--- BEGIN GIVEN DATA ---

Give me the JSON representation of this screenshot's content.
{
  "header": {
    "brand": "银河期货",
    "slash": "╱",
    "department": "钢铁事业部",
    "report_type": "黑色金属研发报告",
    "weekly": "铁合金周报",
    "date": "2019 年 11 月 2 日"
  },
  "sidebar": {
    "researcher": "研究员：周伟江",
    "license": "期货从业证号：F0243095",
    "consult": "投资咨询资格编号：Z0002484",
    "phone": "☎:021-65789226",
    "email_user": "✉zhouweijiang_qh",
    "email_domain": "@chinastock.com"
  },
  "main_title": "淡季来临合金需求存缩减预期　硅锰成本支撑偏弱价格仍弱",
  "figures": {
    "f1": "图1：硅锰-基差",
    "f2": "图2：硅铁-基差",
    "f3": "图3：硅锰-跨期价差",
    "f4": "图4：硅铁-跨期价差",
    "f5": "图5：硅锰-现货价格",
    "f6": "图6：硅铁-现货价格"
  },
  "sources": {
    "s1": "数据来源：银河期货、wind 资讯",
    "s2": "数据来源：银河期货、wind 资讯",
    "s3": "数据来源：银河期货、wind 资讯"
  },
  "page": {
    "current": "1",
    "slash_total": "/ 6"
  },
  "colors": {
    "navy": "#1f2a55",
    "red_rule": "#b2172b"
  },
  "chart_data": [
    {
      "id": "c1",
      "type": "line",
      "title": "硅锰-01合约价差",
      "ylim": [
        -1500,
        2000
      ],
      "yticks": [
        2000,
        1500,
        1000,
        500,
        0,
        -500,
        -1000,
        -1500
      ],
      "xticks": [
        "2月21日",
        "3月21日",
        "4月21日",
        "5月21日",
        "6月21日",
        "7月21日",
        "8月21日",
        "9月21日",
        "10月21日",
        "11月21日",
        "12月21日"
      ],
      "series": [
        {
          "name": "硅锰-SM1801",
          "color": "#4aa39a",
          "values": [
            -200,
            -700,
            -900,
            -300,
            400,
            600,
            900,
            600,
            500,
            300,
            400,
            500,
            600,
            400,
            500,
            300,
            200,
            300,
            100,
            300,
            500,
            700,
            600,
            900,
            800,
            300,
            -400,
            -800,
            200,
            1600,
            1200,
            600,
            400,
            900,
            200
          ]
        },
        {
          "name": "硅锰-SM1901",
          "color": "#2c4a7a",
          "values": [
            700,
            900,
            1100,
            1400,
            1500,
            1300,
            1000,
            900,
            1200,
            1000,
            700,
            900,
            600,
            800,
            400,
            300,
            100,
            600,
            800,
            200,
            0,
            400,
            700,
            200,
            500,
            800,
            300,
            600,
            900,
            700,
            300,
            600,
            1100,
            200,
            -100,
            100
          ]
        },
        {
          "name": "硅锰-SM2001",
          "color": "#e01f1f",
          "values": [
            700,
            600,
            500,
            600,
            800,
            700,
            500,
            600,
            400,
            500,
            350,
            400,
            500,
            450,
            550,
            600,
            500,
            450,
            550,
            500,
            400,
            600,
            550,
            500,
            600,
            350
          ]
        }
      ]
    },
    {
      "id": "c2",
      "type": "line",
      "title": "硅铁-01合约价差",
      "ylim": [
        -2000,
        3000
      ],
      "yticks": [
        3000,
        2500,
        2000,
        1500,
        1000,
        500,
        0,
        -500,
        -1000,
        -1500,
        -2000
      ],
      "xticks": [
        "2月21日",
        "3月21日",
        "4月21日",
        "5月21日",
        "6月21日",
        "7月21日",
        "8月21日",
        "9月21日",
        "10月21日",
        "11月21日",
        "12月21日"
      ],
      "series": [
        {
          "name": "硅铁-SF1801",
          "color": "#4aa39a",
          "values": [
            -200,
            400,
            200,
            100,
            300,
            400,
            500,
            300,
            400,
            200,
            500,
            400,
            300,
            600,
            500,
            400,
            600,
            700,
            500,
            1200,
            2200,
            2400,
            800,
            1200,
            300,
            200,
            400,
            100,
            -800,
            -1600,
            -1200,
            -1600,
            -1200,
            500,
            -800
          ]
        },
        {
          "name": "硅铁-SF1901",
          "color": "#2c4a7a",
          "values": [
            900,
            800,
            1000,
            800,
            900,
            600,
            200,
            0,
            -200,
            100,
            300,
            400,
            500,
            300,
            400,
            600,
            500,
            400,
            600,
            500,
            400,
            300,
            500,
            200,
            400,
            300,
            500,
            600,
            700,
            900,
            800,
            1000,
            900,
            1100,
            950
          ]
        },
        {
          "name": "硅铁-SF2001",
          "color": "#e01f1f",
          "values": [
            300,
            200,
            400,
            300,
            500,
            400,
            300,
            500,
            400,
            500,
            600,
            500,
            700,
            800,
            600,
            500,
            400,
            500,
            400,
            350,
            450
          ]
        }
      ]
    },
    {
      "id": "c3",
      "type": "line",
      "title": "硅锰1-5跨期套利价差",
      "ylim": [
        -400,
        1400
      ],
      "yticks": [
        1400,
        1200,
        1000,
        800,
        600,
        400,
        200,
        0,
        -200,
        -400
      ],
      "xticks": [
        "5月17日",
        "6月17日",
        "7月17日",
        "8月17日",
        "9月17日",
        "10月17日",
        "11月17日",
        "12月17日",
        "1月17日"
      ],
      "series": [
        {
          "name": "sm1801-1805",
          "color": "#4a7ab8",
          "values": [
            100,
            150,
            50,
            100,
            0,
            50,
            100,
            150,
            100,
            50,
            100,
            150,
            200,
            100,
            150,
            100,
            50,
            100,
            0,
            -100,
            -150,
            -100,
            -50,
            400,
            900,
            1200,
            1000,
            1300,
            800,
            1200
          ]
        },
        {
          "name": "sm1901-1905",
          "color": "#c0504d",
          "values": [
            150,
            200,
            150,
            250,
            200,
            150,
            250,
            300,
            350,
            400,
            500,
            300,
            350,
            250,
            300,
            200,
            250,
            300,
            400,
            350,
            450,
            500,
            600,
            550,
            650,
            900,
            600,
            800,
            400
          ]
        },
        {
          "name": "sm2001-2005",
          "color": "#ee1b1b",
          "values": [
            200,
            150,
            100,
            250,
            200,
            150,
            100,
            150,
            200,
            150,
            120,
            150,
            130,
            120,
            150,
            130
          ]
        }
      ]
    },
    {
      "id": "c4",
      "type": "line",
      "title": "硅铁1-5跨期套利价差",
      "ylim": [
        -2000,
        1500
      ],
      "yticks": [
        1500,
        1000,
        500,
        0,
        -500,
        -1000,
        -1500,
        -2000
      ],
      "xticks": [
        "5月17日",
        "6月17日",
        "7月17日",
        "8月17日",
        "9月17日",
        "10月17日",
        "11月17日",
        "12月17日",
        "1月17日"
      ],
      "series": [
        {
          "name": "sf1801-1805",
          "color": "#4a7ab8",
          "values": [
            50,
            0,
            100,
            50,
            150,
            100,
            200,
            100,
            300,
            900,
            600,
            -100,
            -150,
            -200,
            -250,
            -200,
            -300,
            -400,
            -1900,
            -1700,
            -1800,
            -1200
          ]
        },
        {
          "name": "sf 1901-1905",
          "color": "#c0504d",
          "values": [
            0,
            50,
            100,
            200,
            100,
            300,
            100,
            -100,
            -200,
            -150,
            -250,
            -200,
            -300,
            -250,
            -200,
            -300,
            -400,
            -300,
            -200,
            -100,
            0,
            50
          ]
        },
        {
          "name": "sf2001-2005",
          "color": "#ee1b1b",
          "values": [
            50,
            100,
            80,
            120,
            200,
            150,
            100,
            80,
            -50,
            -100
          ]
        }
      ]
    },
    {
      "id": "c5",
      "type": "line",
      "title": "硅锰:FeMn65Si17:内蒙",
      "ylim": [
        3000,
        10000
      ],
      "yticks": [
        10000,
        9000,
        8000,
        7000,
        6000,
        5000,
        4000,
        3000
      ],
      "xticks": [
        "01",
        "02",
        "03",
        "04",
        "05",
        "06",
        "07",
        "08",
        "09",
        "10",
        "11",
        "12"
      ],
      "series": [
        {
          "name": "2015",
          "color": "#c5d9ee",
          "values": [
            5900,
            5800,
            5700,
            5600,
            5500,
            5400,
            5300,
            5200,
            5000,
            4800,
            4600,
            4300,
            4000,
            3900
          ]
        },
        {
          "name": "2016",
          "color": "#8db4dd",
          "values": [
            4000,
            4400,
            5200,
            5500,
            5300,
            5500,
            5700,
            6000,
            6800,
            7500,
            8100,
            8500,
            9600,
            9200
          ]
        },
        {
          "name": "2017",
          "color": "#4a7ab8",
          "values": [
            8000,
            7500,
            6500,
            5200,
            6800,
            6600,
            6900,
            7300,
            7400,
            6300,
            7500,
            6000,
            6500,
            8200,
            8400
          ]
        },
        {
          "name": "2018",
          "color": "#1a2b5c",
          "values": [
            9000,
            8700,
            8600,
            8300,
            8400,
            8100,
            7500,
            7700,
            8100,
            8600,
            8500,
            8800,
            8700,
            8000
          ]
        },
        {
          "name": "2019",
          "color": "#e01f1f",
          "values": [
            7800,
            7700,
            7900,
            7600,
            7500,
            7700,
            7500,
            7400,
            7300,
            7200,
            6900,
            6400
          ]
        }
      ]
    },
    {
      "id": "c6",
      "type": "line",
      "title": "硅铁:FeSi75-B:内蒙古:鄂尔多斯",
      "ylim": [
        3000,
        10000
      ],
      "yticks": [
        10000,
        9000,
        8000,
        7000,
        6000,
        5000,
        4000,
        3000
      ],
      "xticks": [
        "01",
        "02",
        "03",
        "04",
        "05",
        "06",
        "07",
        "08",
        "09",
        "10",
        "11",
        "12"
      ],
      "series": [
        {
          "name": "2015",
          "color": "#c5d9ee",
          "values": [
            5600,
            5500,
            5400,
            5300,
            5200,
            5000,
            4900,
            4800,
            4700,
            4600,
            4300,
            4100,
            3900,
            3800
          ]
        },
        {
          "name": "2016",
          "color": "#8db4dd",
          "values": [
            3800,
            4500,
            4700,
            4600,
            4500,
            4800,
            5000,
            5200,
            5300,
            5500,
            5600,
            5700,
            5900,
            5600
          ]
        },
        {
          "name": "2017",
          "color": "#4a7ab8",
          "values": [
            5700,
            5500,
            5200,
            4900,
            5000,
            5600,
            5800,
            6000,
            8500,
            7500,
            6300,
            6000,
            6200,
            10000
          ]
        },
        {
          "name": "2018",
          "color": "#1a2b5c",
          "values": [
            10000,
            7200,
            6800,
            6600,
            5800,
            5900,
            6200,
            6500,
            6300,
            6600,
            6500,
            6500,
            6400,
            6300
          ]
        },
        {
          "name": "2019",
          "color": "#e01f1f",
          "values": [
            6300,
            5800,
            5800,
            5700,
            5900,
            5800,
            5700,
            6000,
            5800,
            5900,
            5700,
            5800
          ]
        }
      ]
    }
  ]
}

--- END GIVEN DATA ---

INSTRUCTIONS TO FOLLOW:
Which lines contain "数据来源"? Copy each of them out.

WRITTEN RESPONSE:
    "s1": "数据来源：银河期货、wind 资讯",
    "s2": "数据来源：银河期货、wind 资讯",
    "s3": "数据来源：银河期货、wind 资讯"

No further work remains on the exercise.